- [Material provided]:
■ ■ ■ ■ ■
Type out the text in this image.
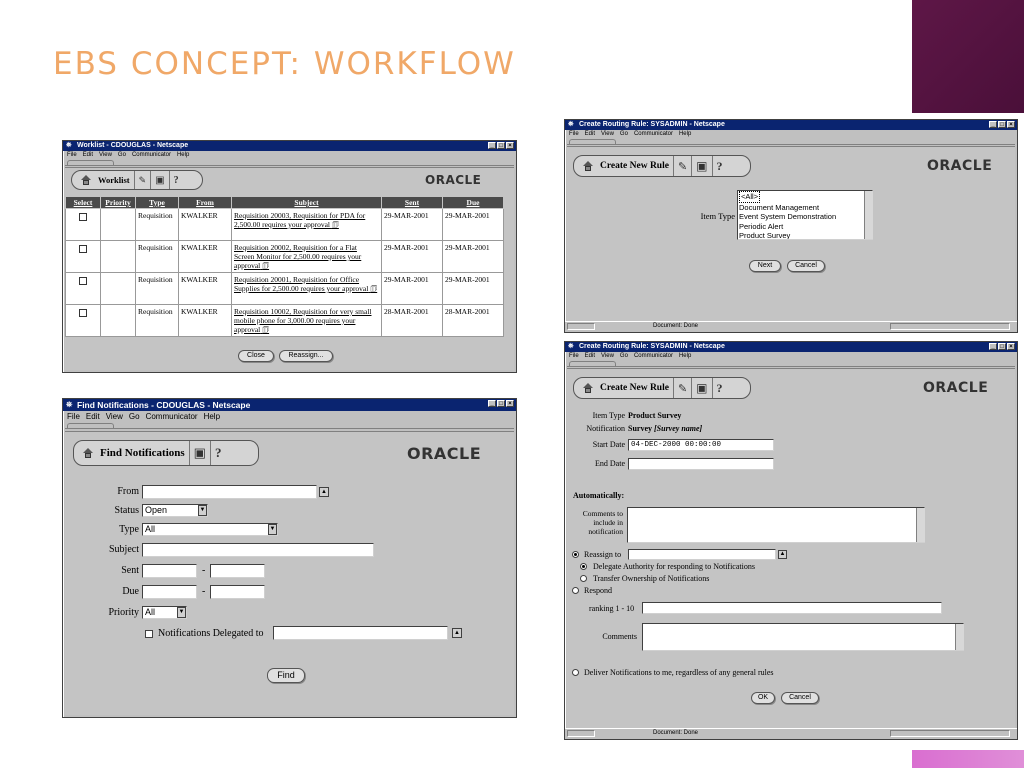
EBS CONCEPT: WORKFLOW
⛯ Worklist - CDOUGLAS - Netscape	_ □ ×
File Edit View Go Communicator Help
Worklist ✎ ▣ ?	ORACLE
Select	Priority	Type	From	Subject	Sent	Due
		Requisition	KWALKER	Requisition 20003, Requisition for PDA for 2,500.00 requires your approval 🗊	29-MAR-2001	29-MAR-2001
		Requisition	KWALKER	Requisition 20002, Requisition for a Flat Screen Monitor for 2,500.00 requires your approval 🗊	29-MAR-2001	29-MAR-2001
		Requisition	KWALKER	Requisition 20001, Requisition for Office Supplies for 2,500.00 requires your approval 🗊	29-MAR-2001	29-MAR-2001
		Requisition	KWALKER	Requisition 10002, Requisition for very small mobile phone for 3,000.00 requires your approval 🗊	28-MAR-2001	28-MAR-2001
Close	Reassign...
⛯ Find Notifications - CDOUGLAS - Netscape	_ □ ×
File Edit View Go Communicator Help
Find Notifications ▣ ?	ORACLE
From	▲
Status Open	▼
Type All	▼
Subject
Sent	-
Due	-
Priority All	▼
Notifications Delegated to	▲
Find
⛯ Create Routing Rule: SYSADMIN - Netscape	_ □ ×
File Edit View Go Communicator Help
Create New Rule ✎ ▣ ?	ORACLE
Item Type
<All>
Document Management
Event System Demonstration
Periodic Alert
Product Survey
Next	Cancel
Document: Done
⛯ Create Routing Rule: SYSADMIN - Netscape	_ □ ×
File Edit View Go Communicator Help
Create New Rule ✎ ▣ ?	ORACLE
Item Type Product Survey
Notification Survey [Survey name]
Start Date 04-DEC-2000 00:00:00
End Date
Automatically:
Comments to include in notification
Reassign to	▲
Delegate Authority for responding to Notifications
Transfer Ownership of Notifications
Respond
ranking 1 - 10
Comments
Deliver Notifications to me, regardless of any general rules
OK	Cancel
Document: Done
■ ■ ■ ■ ■
- [Work instructions]: Find each line that has the word "Product", then copy it out.

- [Written answer]:
Product Survey
Item Type Product Survey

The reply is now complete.